[Tareas]
a - Traduce al inglés esta oración del fragmento sobre los voluntarios neofascistas en Ucrania: «Esta repercusión internacional generó a su vez dos tipos de reacciones, concatenadas».
b - Enumera los países europeos que el fragmento sobre los voluntarios neofascistas en Ucrania menciona como lugares de procedencia de esos militantes.
c - Retoma el fragmento sobre los voluntarios neofascistas en la guerra de Ucrania y continúalo a partir de su última oración.

[Fragmento del documento]
Los partidos ultras y sus respectivas formaciones de combate fueron motivo de enorme excitación entre los partidos de la ultraderecha y neofascista europeas. Sobre todo algunas unidades favorecieron el reclutamiento de voluntarios internacionales, como fue el caso del Batallón Azov. Esto es, militantes neofascistas y neonazis procedentes de aquellos países en los cuales existían previamente importantes núcleos de ultraderecha o neofascistas: Francia, Gran Bretaña e Irlanda, Alemania, Italia, España, Grecia, Escandinavia y dentro de esa zona, Suecia en especial; también, por supuesto, acudieron algunos voluntarios de América en general y Estados Unidos en particular. Pero no sólo debemos considerar la intervención directa a partir de un número más o menos amplio de voluntarios que acudieron a Ucrania a tomar las armas, también es importante, en sentido contrario, considerar el impacto de este vendaval en Europa occidental.

Esta repercusión internacional generó a su vez dos tipos de reacciones, concatenadas. En primer lugar, un debate importante en el seno de los sectores más radicales afines al neofascismo y neonazismo europeo y americano, en torno a las nuevas corrientes que había generado la guerra de Ucrania y sus padrinazgos. Es de resaltar que algunos debates saltaron incluso a Stormfront, la página principal del neonazismo estadounidense, aunque en muchos casos esas líneas de debate fueron posteriormente borradas, incluso a los pocos días de publicarse.

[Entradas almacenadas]
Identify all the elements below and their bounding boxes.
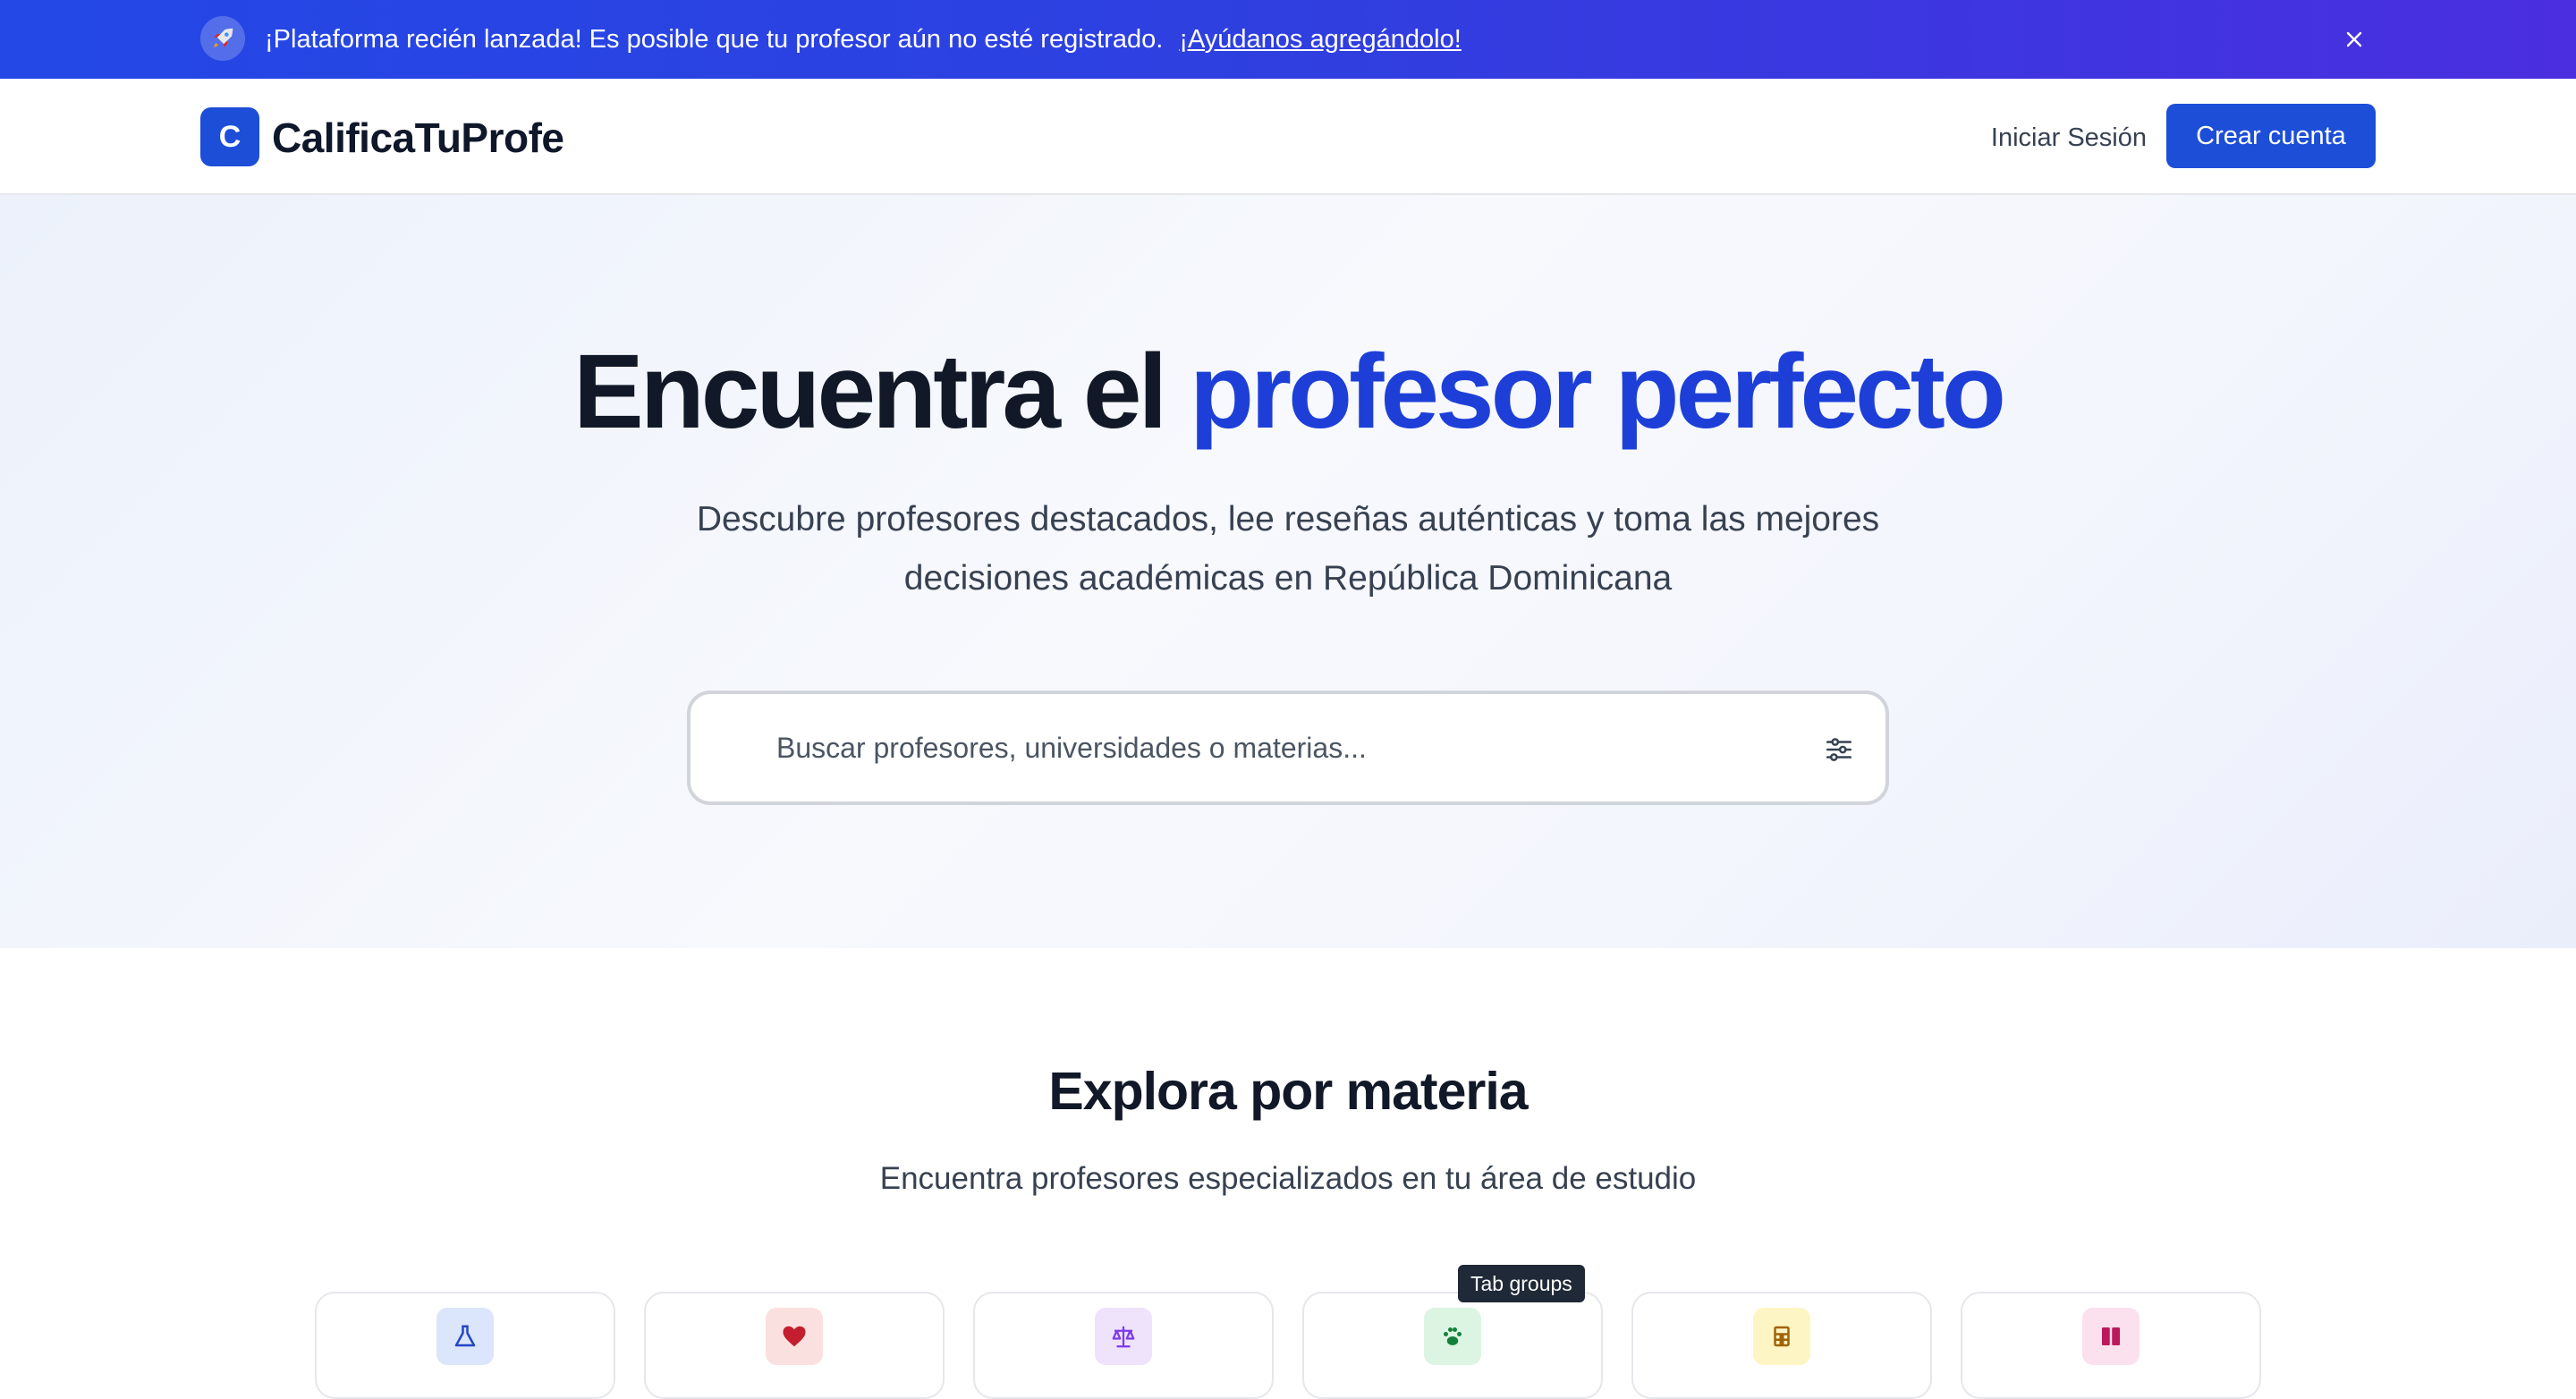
scale-icon (1095, 1308, 1152, 1365)
search-input[interactable] (776, 721, 1760, 775)
brand-name[interactable]: CalificaTuProfe (272, 114, 564, 161)
hero-title-plain: Encuentra el (573, 333, 1167, 451)
category-card-science[interactable] (315, 1292, 615, 1399)
book-icon (2082, 1308, 2140, 1365)
banner-message: ¡Plataforma recién lanzada! Es posible q… (265, 0, 1462, 79)
flask-icon (436, 1308, 494, 1365)
category-cards (315, 1292, 2265, 1399)
close-icon[interactable] (2334, 20, 2374, 59)
heart-icon (766, 1308, 823, 1365)
paw-icon (1424, 1308, 1481, 1365)
hero-title: Encuentra el profesor perfecto (0, 329, 2576, 454)
category-card-law[interactable] (973, 1292, 1274, 1399)
hero-title-accent: profesor perfecto (1190, 333, 2006, 451)
logo-mark[interactable]: C (200, 107, 259, 166)
hero-subtitle: Descubre profesores destacados, lee rese… (696, 500, 1880, 598)
search-box[interactable] (687, 691, 1889, 805)
category-card-veterinary[interactable] (1302, 1292, 1603, 1399)
calculator-icon (1753, 1308, 1810, 1365)
tab-groups-tooltip: Tab groups (1458, 1265, 1585, 1302)
category-card-literature[interactable] (1961, 1292, 2261, 1399)
explore-title: Explora por materia (1048, 1062, 1528, 1121)
sliders-icon[interactable] (1819, 730, 1859, 769)
site-header: C CalificaTuProfe Iniciar Sesión Crear c… (0, 79, 2576, 195)
rocket-icon (200, 16, 245, 61)
add-professor-link[interactable]: ¡Ayúdanos agregándolo! (1179, 25, 1462, 55)
banner-text: ¡Plataforma recién lanzada! Es posible q… (265, 24, 1164, 54)
category-card-math[interactable] (1631, 1292, 1932, 1399)
explore-subtitle: Encuentra profesores especializados en t… (879, 1161, 1697, 1196)
announcement-banner: ¡Plataforma recién lanzada! Es posible q… (0, 0, 2576, 79)
category-card-health[interactable] (644, 1292, 945, 1399)
login-link[interactable]: Iniciar Sesión (1968, 113, 2147, 163)
signup-button[interactable]: Crear cuenta (2166, 104, 2376, 168)
hero-section: Encuentra el profesor perfecto Descubre … (0, 195, 2576, 948)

[Respuestas esperadas]
a - This international repercussion in turn gave rise to two kinds of linked reactions.

b - Francia, Gran Bretaña, Irlanda, Alemania, Italia, España, Grecia y Suecia.

c -
En esencia, para los grupos más «históricos» o anclados en las ideas tradicionales, estaba surgiendo una nueva tendencia, sustancialmente diferente y sospechosa de ser el resultado de una mera manipulación a gran escala137. En efecto, si bien parecía darse la oportunidad de erigir el primer Estado «verdaderamente nacionalista desde 1945» en Ucrania, las fuerzas «hermanas» que luchaban allí parecían ser, en muchos casos, títeres de los gobiernos occidentales —interesados en una mera expansión imperialista—, peones de la OTAN o, en el peor de los casos, todo ello y además agentes del ZOG, el malévolo Zionist Occupation Government o Gobierno de Ocupación Sionista, esto es, la vieja teoría antisemita del supuesto gobierno judío en la sombra. 

En tal sentido, el gran riesgo de ir a combatir a Ucrania consistía en que al final «los blancos fueran a matar blancos» o que los ucranianos ocuparan territorio ruso. La página del Traditionalist Youth Network declaró que el conflicto ucraniano era «ideológicamente ambiguo». Otra web, la de Aryanism.net, apoyaba al Pravi Sektor, pero a la vez proclamaba que «los auténticos nacionalsocialistas no colaboran con un régimen tan corrupto como el de Estados Unidos, que apoya a Israel y está controlado por judíos, y no acepta ser utilizado como un peón geopolítico». Mientras, en Radix (nueva denominación del antiguo Alternative Right.com) se argumentaba incluso en contra de Pravi Sektor, considerado insuficientemente fascista, dado que parecía estar más dedicado a defender un tipo determinado de «nacionalismo cívico en el cual el interés por preservar el estado era más importante que el de preservar la propia raza o incluso el propio grupo étnico».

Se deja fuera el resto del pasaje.